begin Task inputs

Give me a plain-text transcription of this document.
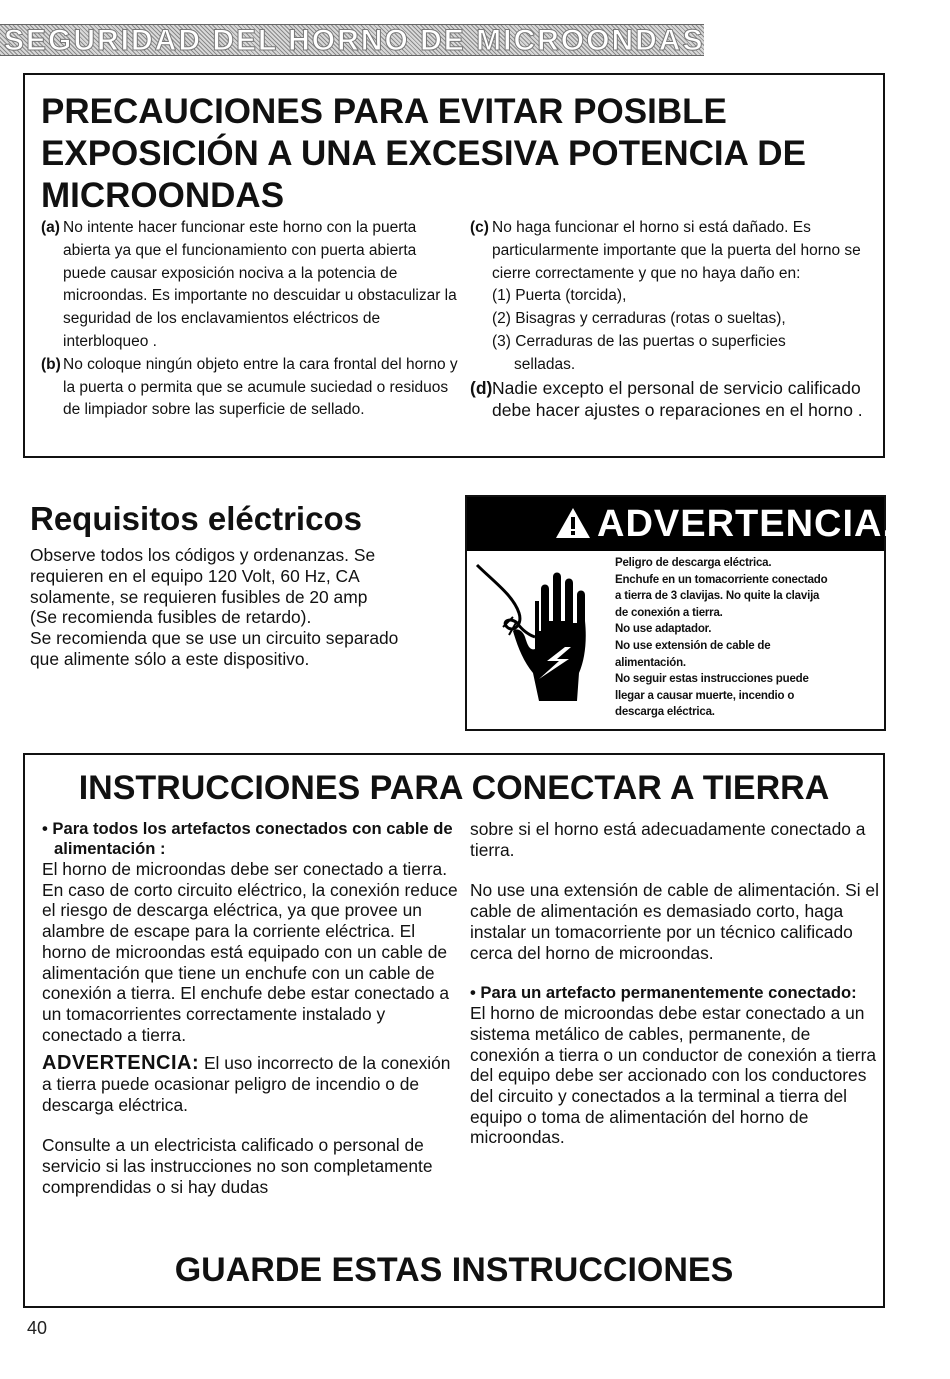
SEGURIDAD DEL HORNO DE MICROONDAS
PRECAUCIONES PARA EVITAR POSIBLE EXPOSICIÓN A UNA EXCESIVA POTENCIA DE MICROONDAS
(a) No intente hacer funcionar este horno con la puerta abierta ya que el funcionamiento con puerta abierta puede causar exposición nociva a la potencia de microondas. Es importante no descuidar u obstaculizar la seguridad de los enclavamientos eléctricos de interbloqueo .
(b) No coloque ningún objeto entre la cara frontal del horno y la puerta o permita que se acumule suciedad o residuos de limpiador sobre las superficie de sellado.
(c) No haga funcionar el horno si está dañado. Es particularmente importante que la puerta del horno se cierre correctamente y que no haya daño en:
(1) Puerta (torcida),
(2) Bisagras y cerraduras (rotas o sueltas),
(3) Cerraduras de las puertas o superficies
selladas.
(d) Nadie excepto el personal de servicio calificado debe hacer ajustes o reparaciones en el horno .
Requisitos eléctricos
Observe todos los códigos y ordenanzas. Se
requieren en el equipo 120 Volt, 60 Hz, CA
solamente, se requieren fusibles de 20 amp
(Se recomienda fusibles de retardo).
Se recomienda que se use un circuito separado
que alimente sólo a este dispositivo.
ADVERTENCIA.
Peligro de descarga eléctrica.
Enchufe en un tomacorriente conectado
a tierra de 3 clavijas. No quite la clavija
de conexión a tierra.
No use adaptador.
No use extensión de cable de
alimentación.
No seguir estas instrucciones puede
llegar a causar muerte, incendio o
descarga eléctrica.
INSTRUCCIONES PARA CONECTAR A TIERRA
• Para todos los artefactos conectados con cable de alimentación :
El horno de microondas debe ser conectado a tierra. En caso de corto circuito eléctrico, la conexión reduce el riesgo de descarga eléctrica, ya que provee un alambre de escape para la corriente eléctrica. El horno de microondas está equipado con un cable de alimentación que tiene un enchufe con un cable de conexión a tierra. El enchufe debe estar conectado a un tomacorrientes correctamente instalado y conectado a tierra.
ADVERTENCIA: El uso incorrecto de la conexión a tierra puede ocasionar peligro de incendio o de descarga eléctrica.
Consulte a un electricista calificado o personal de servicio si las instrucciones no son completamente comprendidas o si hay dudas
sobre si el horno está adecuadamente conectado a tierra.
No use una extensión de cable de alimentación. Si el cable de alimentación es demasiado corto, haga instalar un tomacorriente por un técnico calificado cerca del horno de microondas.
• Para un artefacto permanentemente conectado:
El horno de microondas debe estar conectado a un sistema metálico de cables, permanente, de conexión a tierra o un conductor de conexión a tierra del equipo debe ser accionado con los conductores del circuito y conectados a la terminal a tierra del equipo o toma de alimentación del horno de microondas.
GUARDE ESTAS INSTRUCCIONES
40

end Task inputs

What is needed = Every entry above needs to be retyped exactly; drop the pictures.

Full solution =
Give me a plain-text transcription of this document.
SEGURIDAD DEL HORNO DE MICROONDAS
PRECAUCIONES PARA EVITAR POSIBLE EXPOSICIÓN A UNA EXCESIVA POTENCIA DE MICROONDAS
(a) No intente hacer funcionar este horno con la puerta abierta ya que el funcionamiento con puerta abierta puede causar exposición nociva a la potencia de microondas. Es importante no descuidar u obstaculizar la seguridad de los enclavamientos eléctricos de interbloqueo .
(b) No coloque ningún objeto entre la cara frontal del horno y la puerta o permita que se acumule suciedad o residuos de limpiador sobre las superficie de sellado.
(c) No haga funcionar el horno si está dañado. Es particularmente importante que la puerta del horno se cierre correctamente y que no haya daño en:
(1) Puerta (torcida),
(2) Bisagras y cerraduras (rotas o sueltas),
(3) Cerraduras de las puertas o superficies
selladas.
(d) Nadie excepto el personal de servicio calificado debe hacer ajustes o reparaciones en el horno .
Requisitos eléctricos
Observe todos los códigos y ordenanzas. Se
requieren en el equipo 120 Volt, 60 Hz, CA
solamente, se requieren fusibles de 20 amp
(Se recomienda fusibles de retardo).
Se recomienda que se use un circuito separado
que alimente sólo a este dispositivo.
ADVERTENCIA.
Peligro de descarga eléctrica.
Enchufe en un tomacorriente conectado
a tierra de 3 clavijas. No quite la clavija
de conexión a tierra.
No use adaptador.
No use extensión de cable de
alimentación.
No seguir estas instrucciones puede
llegar a causar muerte, incendio o
descarga eléctrica.
INSTRUCCIONES PARA CONECTAR A TIERRA
• Para todos los artefactos conectados con cable de alimentación :
El horno de microondas debe ser conectado a tierra. En caso de corto circuito eléctrico, la conexión reduce el riesgo de descarga eléctrica, ya que provee un alambre de escape para la corriente eléctrica. El horno de microondas está equipado con un cable de alimentación que tiene un enchufe con un cable de conexión a tierra. El enchufe debe estar conectado a un tomacorrientes correctamente instalado y conectado a tierra.
ADVERTENCIA: El uso incorrecto de la conexión a tierra puede ocasionar peligro de incendio o de descarga eléctrica.
Consulte a un electricista calificado o personal de servicio si las instrucciones no son completamente comprendidas o si hay dudas
sobre si el horno está adecuadamente conectado a tierra.
No use una extensión de cable de alimentación. Si el cable de alimentación es demasiado corto, haga instalar un tomacorriente por un técnico calificado cerca del horno de microondas.
• Para un artefacto permanentemente conectado:
El horno de microondas debe estar conectado a un sistema metálico de cables, permanente, de conexión a tierra o un conductor de conexión a tierra del equipo debe ser accionado con los conductores del circuito y conectados a la terminal a tierra del equipo o toma de alimentación del horno de microondas.
GUARDE ESTAS INSTRUCCIONES
40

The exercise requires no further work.